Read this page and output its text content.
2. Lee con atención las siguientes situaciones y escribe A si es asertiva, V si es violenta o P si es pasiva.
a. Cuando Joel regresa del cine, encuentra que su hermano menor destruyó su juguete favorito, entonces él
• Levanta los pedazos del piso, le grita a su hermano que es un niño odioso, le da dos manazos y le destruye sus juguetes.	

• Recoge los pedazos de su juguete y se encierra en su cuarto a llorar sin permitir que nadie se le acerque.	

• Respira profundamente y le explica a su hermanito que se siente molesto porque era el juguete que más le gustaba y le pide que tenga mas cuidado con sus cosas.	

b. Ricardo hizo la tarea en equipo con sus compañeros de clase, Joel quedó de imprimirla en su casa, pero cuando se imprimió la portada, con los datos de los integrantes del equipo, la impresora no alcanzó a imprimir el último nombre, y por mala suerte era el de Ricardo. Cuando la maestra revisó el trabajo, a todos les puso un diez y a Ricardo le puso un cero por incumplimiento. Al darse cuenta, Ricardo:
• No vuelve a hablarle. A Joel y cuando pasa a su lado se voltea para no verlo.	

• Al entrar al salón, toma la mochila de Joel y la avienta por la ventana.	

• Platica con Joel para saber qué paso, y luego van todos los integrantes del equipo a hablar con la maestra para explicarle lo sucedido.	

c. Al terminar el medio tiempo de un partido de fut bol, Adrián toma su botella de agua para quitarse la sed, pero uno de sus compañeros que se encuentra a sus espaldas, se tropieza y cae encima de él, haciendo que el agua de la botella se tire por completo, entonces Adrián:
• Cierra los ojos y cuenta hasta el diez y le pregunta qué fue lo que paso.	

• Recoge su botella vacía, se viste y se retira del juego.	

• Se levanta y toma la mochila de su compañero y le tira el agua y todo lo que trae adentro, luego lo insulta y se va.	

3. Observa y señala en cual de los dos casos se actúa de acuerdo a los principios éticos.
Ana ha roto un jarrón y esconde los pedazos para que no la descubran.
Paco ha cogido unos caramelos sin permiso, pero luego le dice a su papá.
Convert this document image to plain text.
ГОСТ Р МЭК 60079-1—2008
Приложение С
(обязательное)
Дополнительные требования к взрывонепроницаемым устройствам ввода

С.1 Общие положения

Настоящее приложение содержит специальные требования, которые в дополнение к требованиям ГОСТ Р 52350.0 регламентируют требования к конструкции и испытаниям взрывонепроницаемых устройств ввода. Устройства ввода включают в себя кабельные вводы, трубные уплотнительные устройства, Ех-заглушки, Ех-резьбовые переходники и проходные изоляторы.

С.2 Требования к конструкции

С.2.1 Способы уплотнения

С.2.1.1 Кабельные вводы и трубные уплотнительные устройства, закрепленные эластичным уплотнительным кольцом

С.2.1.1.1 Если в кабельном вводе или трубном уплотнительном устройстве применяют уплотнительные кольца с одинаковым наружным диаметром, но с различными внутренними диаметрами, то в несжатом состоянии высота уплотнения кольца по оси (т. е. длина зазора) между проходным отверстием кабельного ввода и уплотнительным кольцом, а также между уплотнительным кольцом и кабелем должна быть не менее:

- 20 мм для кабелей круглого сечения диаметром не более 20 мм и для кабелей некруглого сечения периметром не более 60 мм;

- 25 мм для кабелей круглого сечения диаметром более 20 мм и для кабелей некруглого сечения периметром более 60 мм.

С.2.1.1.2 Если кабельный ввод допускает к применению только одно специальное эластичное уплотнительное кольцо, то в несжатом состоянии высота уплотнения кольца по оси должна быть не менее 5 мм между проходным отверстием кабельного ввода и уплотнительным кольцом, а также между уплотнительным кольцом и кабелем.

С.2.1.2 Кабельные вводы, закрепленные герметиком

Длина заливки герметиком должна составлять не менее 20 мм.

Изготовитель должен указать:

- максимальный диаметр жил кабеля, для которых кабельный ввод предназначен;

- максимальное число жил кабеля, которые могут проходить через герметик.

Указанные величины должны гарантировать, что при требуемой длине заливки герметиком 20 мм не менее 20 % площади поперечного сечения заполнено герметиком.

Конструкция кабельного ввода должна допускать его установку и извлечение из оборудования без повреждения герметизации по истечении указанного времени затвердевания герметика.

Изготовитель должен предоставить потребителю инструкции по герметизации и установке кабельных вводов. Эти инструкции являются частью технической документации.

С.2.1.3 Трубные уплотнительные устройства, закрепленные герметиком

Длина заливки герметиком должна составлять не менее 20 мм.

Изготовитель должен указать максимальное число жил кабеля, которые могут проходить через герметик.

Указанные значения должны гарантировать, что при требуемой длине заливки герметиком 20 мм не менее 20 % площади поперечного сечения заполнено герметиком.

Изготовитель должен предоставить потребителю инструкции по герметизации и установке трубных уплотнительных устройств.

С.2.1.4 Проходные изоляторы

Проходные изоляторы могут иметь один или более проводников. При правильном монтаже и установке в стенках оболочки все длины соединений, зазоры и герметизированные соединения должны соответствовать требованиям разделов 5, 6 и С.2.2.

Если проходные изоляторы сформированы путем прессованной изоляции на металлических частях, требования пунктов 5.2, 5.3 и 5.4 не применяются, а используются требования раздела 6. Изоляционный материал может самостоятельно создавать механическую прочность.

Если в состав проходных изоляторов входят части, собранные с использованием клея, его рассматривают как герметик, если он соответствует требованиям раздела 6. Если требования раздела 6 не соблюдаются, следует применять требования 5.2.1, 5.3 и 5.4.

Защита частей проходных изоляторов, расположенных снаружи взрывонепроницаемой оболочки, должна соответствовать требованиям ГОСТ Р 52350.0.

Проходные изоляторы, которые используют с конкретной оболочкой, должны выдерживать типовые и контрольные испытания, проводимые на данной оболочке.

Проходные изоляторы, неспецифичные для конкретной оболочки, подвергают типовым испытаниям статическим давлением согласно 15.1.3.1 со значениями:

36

__________

The entries above should be repeated exactly, every one of them.

**Output below**
Read this page and output its text content.
2. Lee con atención las siguientes situaciones y escribe A si es asertiva, V si es violenta o P si es pasiva.
a. Cuando Joel regresa del cine, encuentra que su hermano menor destruyó su juguete favorito, entonces él
• Levanta los pedazos del piso, le grita a su hermano que es un niño odioso, le da dos manazos y le destruye sus juguetes.	

• Recoge los pedazos de su juguete y se encierra en su cuarto a llorar sin permitir que nadie se le acerque.	

• Respira profundamente y le explica a su hermanito que se siente molesto porque era el juguete que más le gustaba y le pide que tenga mas cuidado con sus cosas.	

b. Ricardo hizo la tarea en equipo con sus compañeros de clase, Joel quedó de imprimirla en su casa, pero cuando se imprimió la portada, con los datos de los integrantes del equipo, la impresora no alcanzó a imprimir el último nombre, y por mala suerte era el de Ricardo. Cuando la maestra revisó el trabajo, a todos les puso un diez y a Ricardo le puso un cero por incumplimiento. Al darse cuenta, Ricardo:
• No vuelve a hablarle. A Joel y cuando pasa a su lado se voltea para no verlo.	

• Al entrar al salón, toma la mochila de Joel y la avienta por la ventana.	

• Platica con Joel para saber qué paso, y luego van todos los integrantes del equipo a hablar con la maestra para explicarle lo sucedido.	

c. Al terminar el medio tiempo de un partido de fut bol, Adrián toma su botella de agua para quitarse la sed, pero uno de sus compañeros que se encuentra a sus espaldas, se tropieza y cae encima de él, haciendo que el agua de la botella se tire por completo, entonces Adrián:
• Cierra los ojos y cuenta hasta el diez y le pregunta qué fue lo que paso.	

• Recoge su botella vacía, se viste y se retira del juego.	

• Se levanta y toma la mochila de su compañero y le tira el agua y todo lo que trae adentro, luego lo insulta y se va.	

3. Observa y señala en cual de los dos casos se actúa de acuerdo a los principios éticos.
Ana ha roto un jarrón y esconde los pedazos para que no la descubran.
Paco ha cogido unos caramelos sin permiso, pero luego le dice a su papá.
Convert this document image to plain text.
ГОСТ Р МЭК 60079-1—2008
Приложение С
(обязательное)
Дополнительные требования к взрывонепроницаемым устройствам ввода

С.1 Общие положения

Настоящее приложение содержит специальные требования, которые в дополнение к требованиям ГОСТ Р 52350.0 регламентируют требования к конструкции и испытаниям взрывонепроницаемых устройств ввода. Устройства ввода включают в себя кабельные вводы, трубные уплотнительные устройства, Ех-заглушки, Ех-резьбовые переходники и проходные изоляторы.

С.2 Требования к конструкции

С.2.1 Способы уплотнения

С.2.1.1 Кабельные вводы и трубные уплотнительные устройства, закрепленные эластичным уплотнительным кольцом

С.2.1.1.1 Если в кабельном вводе или трубном уплотнительном устройстве применяют уплотнительные кольца с одинаковым наружным диаметром, но с различными внутренними диаметрами, то в несжатом состоянии высота уплотнения кольца по оси (т. е. длина зазора) между проходным отверстием кабельного ввода и уплотнительным кольцом, а также между уплотнительным кольцом и кабелем должна быть не менее:

- 20 мм для кабелей круглого сечения диаметром не более 20 мм и для кабелей некруглого сечения периметром не более 60 мм;

- 25 мм для кабелей круглого сечения диаметром более 20 мм и для кабелей некруглого сечения периметром более 60 мм.

С.2.1.1.2 Если кабельный ввод допускает к применению только одно специальное эластичное уплотнительное кольцо, то в несжатом состоянии высота уплотнения кольца по оси должна быть не менее 5 мм между проходным отверстием кабельного ввода и уплотнительным кольцом, а также между уплотнительным кольцом и кабелем.

С.2.1.2 Кабельные вводы, закрепленные герметиком

Длина заливки герметиком должна составлять не менее 20 мм.

Изготовитель должен указать:

- максимальный диаметр жил кабеля, для которых кабельный ввод предназначен;

- максимальное число жил кабеля, которые могут проходить через герметик.

Указанные величины должны гарантировать, что при требуемой длине заливки герметиком 20 мм не менее 20 % площади поперечного сечения заполнено герметиком.

Конструкция кабельного ввода должна допускать его установку и извлечение из оборудования без повреждения герметизации по истечении указанного времени затвердевания герметика.

Изготовитель должен предоставить потребителю инструкции по герметизации и установке кабельных вводов. Эти инструкции являются частью технической документации.

С.2.1.3 Трубные уплотнительные устройства, закрепленные герметиком

Длина заливки герметиком должна составлять не менее 20 мм.

Изготовитель должен указать максимальное число жил кабеля, которые могут проходить через герметик.

Указанные значения должны гарантировать, что при требуемой длине заливки герметиком 20 мм не менее 20 % площади поперечного сечения заполнено герметиком.

Изготовитель должен предоставить потребителю инструкции по герметизации и установке трубных уплотнительных устройств.

С.2.1.4 Проходные изоляторы

Проходные изоляторы могут иметь один или более проводников. При правильном монтаже и установке в стенках оболочки все длины соединений, зазоры и герметизированные соединения должны соответствовать требованиям разделов 5, 6 и С.2.2.

Если проходные изоляторы сформированы путем прессованной изоляции на металлических частях, требования пунктов 5.2, 5.3 и 5.4 не применяются, а используются требования раздела 6. Изоляционный материал может самостоятельно создавать механическую прочность.

Если в состав проходных изоляторов входят части, собранные с использованием клея, его рассматривают как герметик, если он соответствует требованиям раздела 6. Если требования раздела 6 не соблюдаются, следует применять требования 5.2.1, 5.3 и 5.4.

Защита частей проходных изоляторов, расположенных снаружи взрывонепроницаемой оболочки, должна соответствовать требованиям ГОСТ Р 52350.0.

Проходные изоляторы, которые используют с конкретной оболочкой, должны выдерживать типовые и контрольные испытания, проводимые на данной оболочке.

Проходные изоляторы, неспецифичные для конкретной оболочки, подвергают типовым испытаниям статическим давлением согласно 15.1.3.1 со значениями:

36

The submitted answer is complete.